--- start of TASK DATA ---
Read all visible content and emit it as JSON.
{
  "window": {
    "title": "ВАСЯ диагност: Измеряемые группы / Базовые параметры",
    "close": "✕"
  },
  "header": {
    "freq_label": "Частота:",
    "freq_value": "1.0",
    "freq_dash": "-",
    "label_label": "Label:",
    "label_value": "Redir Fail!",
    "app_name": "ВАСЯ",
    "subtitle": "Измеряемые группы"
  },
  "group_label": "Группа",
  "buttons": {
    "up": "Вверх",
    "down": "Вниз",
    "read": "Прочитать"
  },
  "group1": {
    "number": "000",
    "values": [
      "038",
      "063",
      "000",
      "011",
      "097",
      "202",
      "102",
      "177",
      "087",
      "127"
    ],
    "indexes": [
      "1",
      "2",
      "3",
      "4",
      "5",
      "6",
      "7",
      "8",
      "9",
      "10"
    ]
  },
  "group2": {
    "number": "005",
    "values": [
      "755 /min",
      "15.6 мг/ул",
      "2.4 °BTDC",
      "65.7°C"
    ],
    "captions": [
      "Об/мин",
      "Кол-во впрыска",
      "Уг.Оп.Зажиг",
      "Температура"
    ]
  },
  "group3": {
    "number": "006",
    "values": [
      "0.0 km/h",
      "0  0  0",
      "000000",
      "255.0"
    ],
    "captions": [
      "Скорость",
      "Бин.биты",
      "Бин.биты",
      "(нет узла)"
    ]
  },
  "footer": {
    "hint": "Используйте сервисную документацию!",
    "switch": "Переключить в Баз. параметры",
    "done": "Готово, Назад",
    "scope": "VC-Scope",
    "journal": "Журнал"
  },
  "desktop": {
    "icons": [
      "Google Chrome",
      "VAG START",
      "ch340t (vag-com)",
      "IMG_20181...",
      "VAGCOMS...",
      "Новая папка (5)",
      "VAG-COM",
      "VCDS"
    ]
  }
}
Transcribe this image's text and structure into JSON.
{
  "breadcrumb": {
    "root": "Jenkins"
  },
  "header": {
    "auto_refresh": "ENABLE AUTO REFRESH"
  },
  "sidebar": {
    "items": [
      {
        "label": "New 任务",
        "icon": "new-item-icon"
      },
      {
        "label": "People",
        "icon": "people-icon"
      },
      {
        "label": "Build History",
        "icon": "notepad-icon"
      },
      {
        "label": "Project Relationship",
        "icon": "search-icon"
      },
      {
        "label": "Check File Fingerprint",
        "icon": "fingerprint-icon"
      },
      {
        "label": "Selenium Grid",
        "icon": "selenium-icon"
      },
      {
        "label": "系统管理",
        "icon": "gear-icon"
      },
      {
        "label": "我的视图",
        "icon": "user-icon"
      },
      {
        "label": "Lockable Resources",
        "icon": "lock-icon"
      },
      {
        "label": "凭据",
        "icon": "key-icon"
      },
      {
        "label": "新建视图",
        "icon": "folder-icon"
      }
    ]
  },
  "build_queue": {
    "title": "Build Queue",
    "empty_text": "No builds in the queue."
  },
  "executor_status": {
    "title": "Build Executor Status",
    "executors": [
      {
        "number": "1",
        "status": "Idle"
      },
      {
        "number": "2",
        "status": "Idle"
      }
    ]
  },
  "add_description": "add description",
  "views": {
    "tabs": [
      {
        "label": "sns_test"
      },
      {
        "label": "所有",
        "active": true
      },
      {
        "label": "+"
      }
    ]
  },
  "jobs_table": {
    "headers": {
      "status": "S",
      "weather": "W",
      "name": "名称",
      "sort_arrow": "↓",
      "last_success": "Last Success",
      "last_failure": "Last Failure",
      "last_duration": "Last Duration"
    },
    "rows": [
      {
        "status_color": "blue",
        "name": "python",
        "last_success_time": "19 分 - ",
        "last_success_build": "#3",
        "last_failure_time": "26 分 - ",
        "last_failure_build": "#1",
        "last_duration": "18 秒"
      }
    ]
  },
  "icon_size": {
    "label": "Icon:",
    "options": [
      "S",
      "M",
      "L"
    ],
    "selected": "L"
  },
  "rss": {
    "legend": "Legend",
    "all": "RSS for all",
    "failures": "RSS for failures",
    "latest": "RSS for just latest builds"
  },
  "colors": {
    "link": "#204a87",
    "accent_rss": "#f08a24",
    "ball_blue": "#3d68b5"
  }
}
--- end of TASK DATA ---
▸ AIM: In the records above, find each line that holds the word "JSON"; copy all such lines.

▸ PROBLEM SOLUTION:
Read all visible content and emit it as JSON.
Transcribe this image's text and structure into JSON.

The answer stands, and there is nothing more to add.